STATED TASK:
Write the data out again exactly, dropping any images it holds.

Data entries

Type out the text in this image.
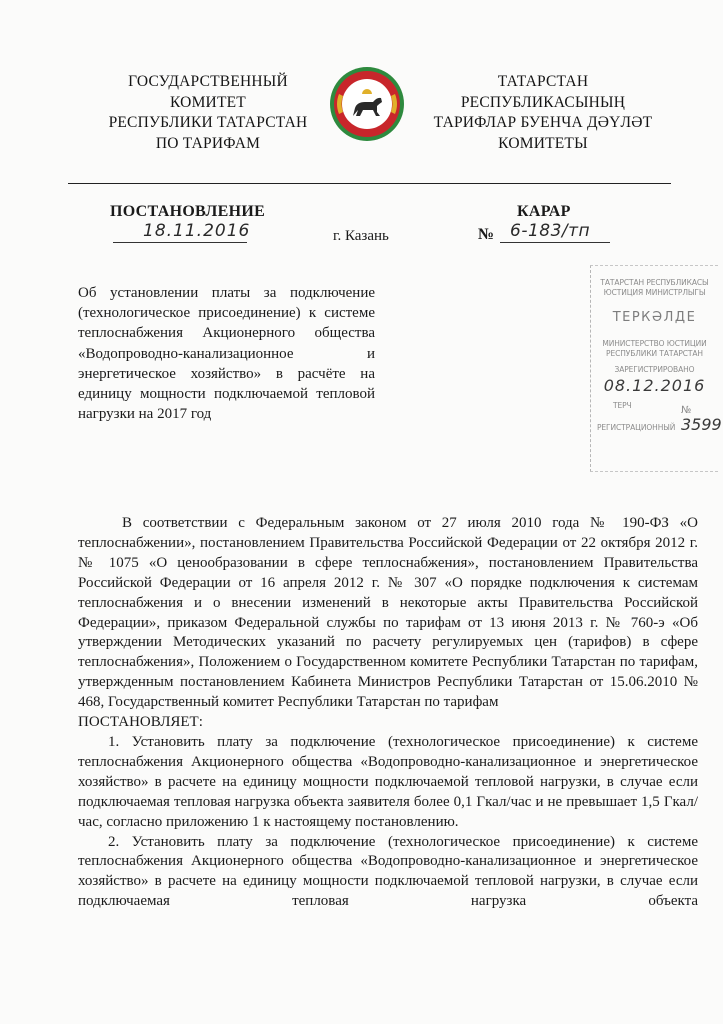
ГОСУДАРСТВЕННЫЙ
КОМИТЕТ
РЕСПУБЛИКИ ТАТАРСТАН
ПО ТАРИФАМ
ТАТАРСТАН
РЕСПУБЛИКАСЫНЫҢ
ТАРИФЛАР БУЕНЧА ДӘҮЛӘТ
КОМИТЕТЫ
ПОСТАНОВЛЕНИЕ	КАРАР
18.11.2016	г. Казань	№ 6-183/тп
Об установлении платы за подключение (технологическое присоединение) к системе теплоснабжения Акционерного общества «Водопроводно-канализационное и энергетическое хозяйство» в расчёте на единицу мощности подключаемой тепловой нагрузки на 2017 год
ТАТАРСТАН РЕСПУБЛИКАСЫ
ЮСТИЦИЯ МИНИСТРЛЫГЫ
ТЕРКӘЛДЕ
МИНИСТЕРСТВО ЮСТИЦИИ
РЕСПУБЛИКИ ТАТАРСТАН
ЗАРЕГИСТРИРОВАНО
08.12.2016
ТЕРЧ	№
РЕГИСТРАЦИОННЫЙ 3599

В соответствии с Федеральным законом от 27 июля 2010 года № 190-ФЗ «О теплоснабжении», постановлением Правительства Российской Федерации от 22 октября 2012 г. № 1075 «О ценообразовании в сфере теплоснабжения», постановлением Правительства Российской Федерации от 16 апреля 2012 г. № 307 «О порядке подключения к системам теплоснабжения и о внесении изменений в некоторые акты Правительства Российской Федерации», приказом Федеральной службы по тарифам от 13 июня 2013 г. № 760-э «Об утверждении Методических указаний по расчету регулируемых цен (тарифов) в сфере теплоснабжения», Положением о Государственном комитете Республики Татарстан по тарифам, утвержденным постановлением Кабинета Министров Республики Татарстан от 15.06.2010 № 468, Государственный комитет Республики Татарстан по тарифам

ПОСТАНОВЛЯЕТ:

1. Установить плату за подключение (технологическое присоединение) к системе теплоснабжения Акционерного общества «Водопроводно-канализационное и энергетическое хозяйство» в расчете на единицу мощности подключаемой тепловой нагрузки, в случае если подключаемая тепловая нагрузка объекта заявителя более 0,1 Гкал/час и не превышает 1,5 Гкал/час, согласно приложению 1 к настоящему постановлению.

2. Установить плату за подключение (технологическое присоединение) к системе теплоснабжения Акционерного общества «Водопроводно-канализационное и энергетическое хозяйство» в расчете на единицу мощности подключаемой тепловой нагрузки, в случае если подключаемая тепловая нагрузка объекта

SOLVED EXERCISE:
Type out the text in this image.
ГОСУДАРСТВЕННЫЙ
КОМИТЕТ
РЕСПУБЛИКИ ТАТАРСТАН
ПО ТАРИФАМ
ТАТАРСТАН
РЕСПУБЛИКАСЫНЫҢ
ТАРИФЛАР БУЕНЧА ДӘҮЛӘТ
КОМИТЕТЫ
ПОСТАНОВЛЕНИЕ	КАРАР
18.11.2016	г. Казань	№ 6-183/тп
Об установлении платы за подключение (технологическое присоединение) к системе теплоснабжения Акционерного общества «Водопроводно-канализационное и энергетическое хозяйство» в расчёте на единицу мощности подключаемой тепловой нагрузки на 2017 год
ТАТАРСТАН РЕСПУБЛИКАСЫ
ЮСТИЦИЯ МИНИСТРЛЫГЫ
ТЕРКӘЛДЕ
МИНИСТЕРСТВО ЮСТИЦИИ
РЕСПУБЛИКИ ТАТАРСТАН
ЗАРЕГИСТРИРОВАНО
08.12.2016
ТЕРЧ	№
РЕГИСТРАЦИОННЫЙ 3599

В соответствии с Федеральным законом от 27 июля 2010 года № 190-ФЗ «О теплоснабжении», постановлением Правительства Российской Федерации от 22 октября 2012 г. № 1075 «О ценообразовании в сфере теплоснабжения», постановлением Правительства Российской Федерации от 16 апреля 2012 г. № 307 «О порядке подключения к системам теплоснабжения и о внесении изменений в некоторые акты Правительства Российской Федерации», приказом Федеральной службы по тарифам от 13 июня 2013 г. № 760-э «Об утверждении Методических указаний по расчету регулируемых цен (тарифов) в сфере теплоснабжения», Положением о Государственном комитете Республики Татарстан по тарифам, утвержденным постановлением Кабинета Министров Республики Татарстан от 15.06.2010 № 468, Государственный комитет Республики Татарстан по тарифам

ПОСТАНОВЛЯЕТ:

1. Установить плату за подключение (технологическое присоединение) к системе теплоснабжения Акционерного общества «Водопроводно-канализационное и энергетическое хозяйство» в расчете на единицу мощности подключаемой тепловой нагрузки, в случае если подключаемая тепловая нагрузка объекта заявителя более 0,1 Гкал/час и не превышает 1,5 Гкал/час, согласно приложению 1 к настоящему постановлению.

2. Установить плату за подключение (технологическое присоединение) к системе теплоснабжения Акционерного общества «Водопроводно-канализационное и энергетическое хозяйство» в расчете на единицу мощности подключаемой тепловой нагрузки, в случае если подключаемая тепловая нагрузка объекта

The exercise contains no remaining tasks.